WHAT THE TASK REQUIRES. Reproduce, without alteration, the lines of the listing below, beginning at the line that contains "unit-title: Simple past: [52, 16, 117, 28]" and ending after the line that contains "exercise-item: a) I".

RECORDS SHOWN.
_ _ _ _ _

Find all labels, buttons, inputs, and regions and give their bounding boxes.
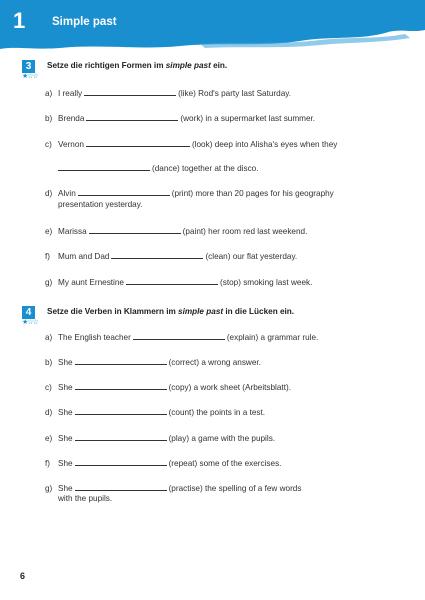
unit-title: Simple past: [52, 16, 117, 28]
answer-blank[interactable]: [86, 112, 178, 121]
exercise-item: g) My aunt Ernestine (stop) smoking last week.: [45, 278, 313, 287]
page-number: 6: [20, 571, 26, 581]
answer-blank[interactable]: [75, 457, 167, 466]
exercise-item: b) She (correct) a wrong answer.: [45, 358, 261, 367]
exercise-item: a) The English teacher (explain) a grammar rule.: [45, 333, 319, 342]
answer-blank[interactable]: [111, 250, 203, 259]
exercise-item: b) Brenda (work) in a supermarket last summer.: [45, 114, 316, 123]
exercise-item: e) She (play) a game with the pupils.: [45, 434, 276, 443]
answer-blank[interactable]: [75, 406, 167, 415]
answer-blank[interactable]: [84, 87, 176, 96]
unit-number: 1: [13, 8, 26, 33]
exercise-number-badge: 3: [22, 60, 35, 73]
exercise-item: d) She (count) the points in a test.: [45, 408, 266, 417]
difficulty-stars-icon: ★☆☆: [22, 319, 38, 326]
answer-blank[interactable]: [133, 331, 225, 340]
answer-blank[interactable]: [75, 356, 167, 365]
exercise-item: c) She (copy) a work sheet (Arbeitsblatt).: [45, 383, 291, 392]
exercise-item: d) Alvin (print) more than 20 pages for his geography: [45, 189, 334, 198]
answer-blank[interactable]: [126, 276, 218, 285]
exercise-item: g) She (practise) the spelling of a few words: [45, 484, 302, 493]
exercise-item-continuation: presentation yesterday.: [58, 200, 143, 209]
answer-blank[interactable]: [86, 138, 190, 147]
answer-blank[interactable]: [78, 187, 170, 196]
exercise-number-badge: 4: [22, 306, 35, 319]
exercise-item: c) Vernon (look) deep into Alisha's eyes when they: [45, 140, 338, 149]
answer-blank[interactable]: [75, 381, 167, 390]
exercise-item: f) Mum and Dad (clean) our flat yesterday.: [45, 252, 298, 261]
answer-blank[interactable]: [75, 482, 167, 491]
exercise-item: e) Marissa (paint) her room red last weekend.: [45, 227, 308, 236]
exercise-item: f) She (repeat) some of the exercises.: [45, 459, 282, 468]
exercise-instruction: Setze die richtigen Formen im simple past ein.: [47, 61, 228, 70]
unit-header-banner: [0, 0, 425, 52]
answer-blank[interactable]: [89, 225, 181, 234]
difficulty-stars-icon: ★☆☆: [22, 73, 38, 80]
exercise-item: a) I really (like) Rod's party last Saturday.: [45, 89, 292, 98]
exercise-item-continuation: with the pupils.: [58, 494, 113, 503]
answer-blank[interactable]: [75, 432, 167, 441]
answer-blank[interactable]: [58, 162, 150, 171]
exercise-instruction: Setze die Verben in Klammern im simple past in die Lücken ein.: [47, 307, 295, 316]
exercise-item-continuation: (dance) together at the disco.: [58, 162, 259, 173]
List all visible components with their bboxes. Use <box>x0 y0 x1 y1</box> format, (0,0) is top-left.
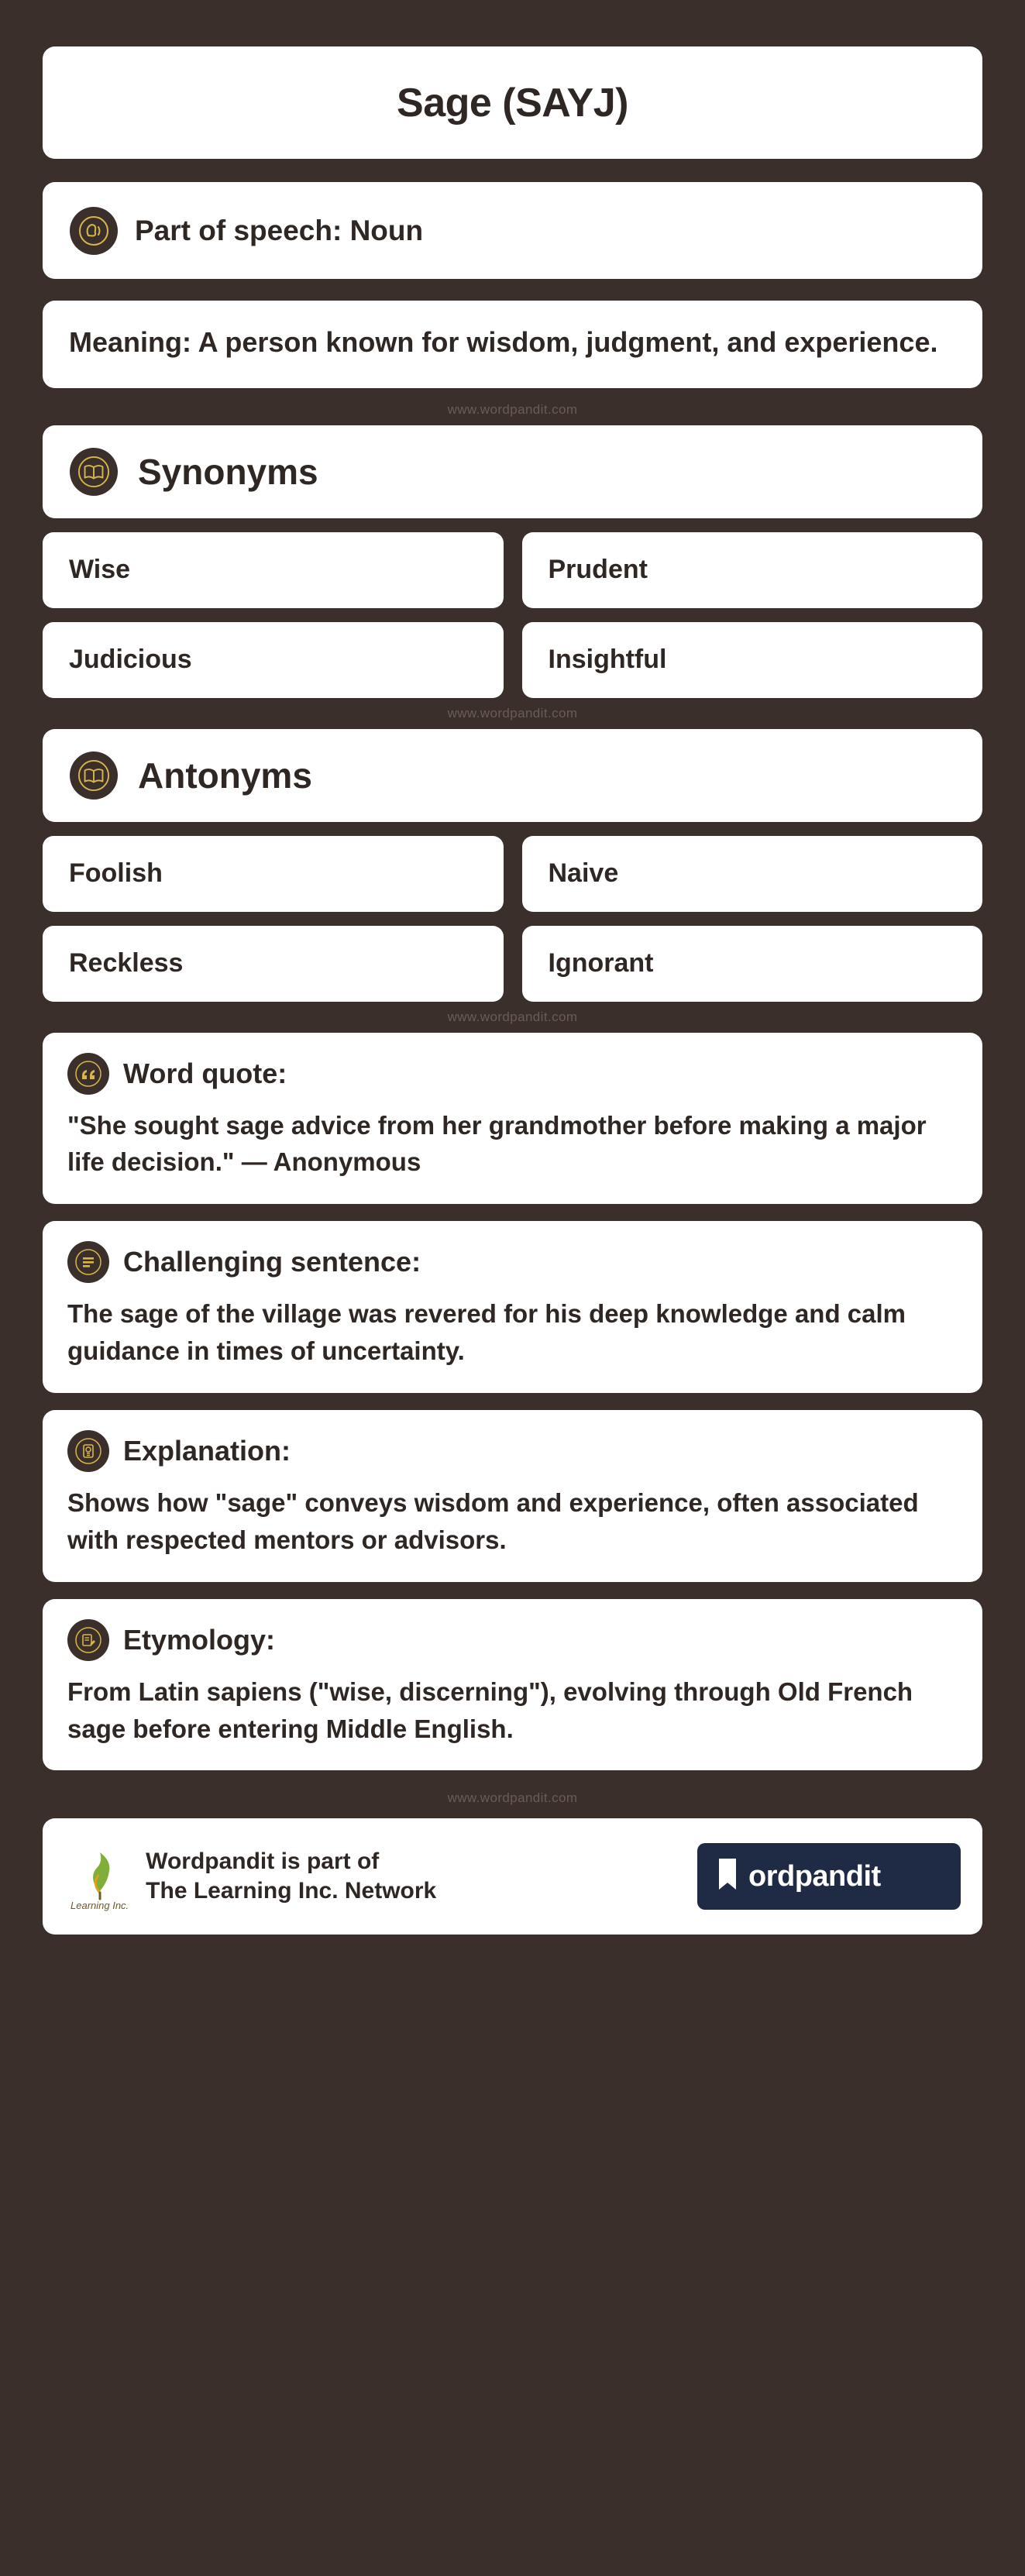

_ _ _ _ _

ANSWER TO THE EXERCISE.
unit-title: Simple past: [52, 16, 117, 28]
answer-blank[interactable]: [86, 112, 178, 121]
exercise-item: g) My aunt Ernestine (stop) smoking last week.: [45, 278, 313, 287]
page-number: 6: [20, 571, 26, 581]
answer-blank[interactable]: [75, 457, 167, 466]
exercise-item: b) She (correct) a wrong answer.: [45, 358, 261, 367]
exercise-item: a) The English teacher (explain) a grammar rule.: [45, 333, 319, 342]
answer-blank[interactable]: [111, 250, 203, 259]
exercise-item: b) Brenda (work) in a supermarket last summer.: [45, 114, 316, 123]
exercise-item: e) She (play) a game with the pupils.: [45, 434, 276, 443]
answer-blank[interactable]: [75, 406, 167, 415]
answer-blank[interactable]: [84, 87, 176, 96]
unit-number: 1: [13, 8, 26, 33]
exercise-number-badge: 3: [22, 60, 35, 73]
exercise-item: d) She (count) the points in a test.: [45, 408, 266, 417]
difficulty-stars-icon: ★☆☆: [22, 319, 38, 326]
answer-blank[interactable]: [133, 331, 225, 340]
answer-blank[interactable]: [75, 356, 167, 365]
exercise-item: c) She (copy) a work sheet (Arbeitsblatt).: [45, 383, 291, 392]
exercise-item: d) Alvin (print) more than 20 pages for his geography: [45, 189, 334, 198]
answer-blank[interactable]: [126, 276, 218, 285]
exercise-item: g) She (practise) the spelling of a few words: [45, 484, 302, 493]
exercise-item-continuation: presentation yesterday.: [58, 200, 143, 209]
answer-blank[interactable]: [86, 138, 190, 147]
answer-blank[interactable]: [78, 187, 170, 196]
exercise-number-badge: 4: [22, 306, 35, 319]
exercise-item: c) Vernon (look) deep into Alisha's eyes when they: [45, 140, 338, 149]
answer-blank[interactable]: [75, 381, 167, 390]
exercise-item: f) Mum and Dad (clean) our flat yesterday.: [45, 252, 298, 261]
answer-blank[interactable]: [75, 482, 167, 491]
exercise-item: e) Marissa (paint) her room red last weekend.: [45, 227, 308, 236]
exercise-item: f) She (repeat) some of the exercises.: [45, 459, 282, 468]
exercise-instruction: Setze die richtigen Formen im simple past ein.: [47, 61, 228, 70]
unit-header-banner: [0, 0, 425, 52]
answer-blank[interactable]: [89, 225, 181, 234]
difficulty-stars-icon: ★☆☆: [22, 73, 38, 80]
exercise-item: a) I really (like) Rod's party last Saturday.: [45, 89, 292, 98]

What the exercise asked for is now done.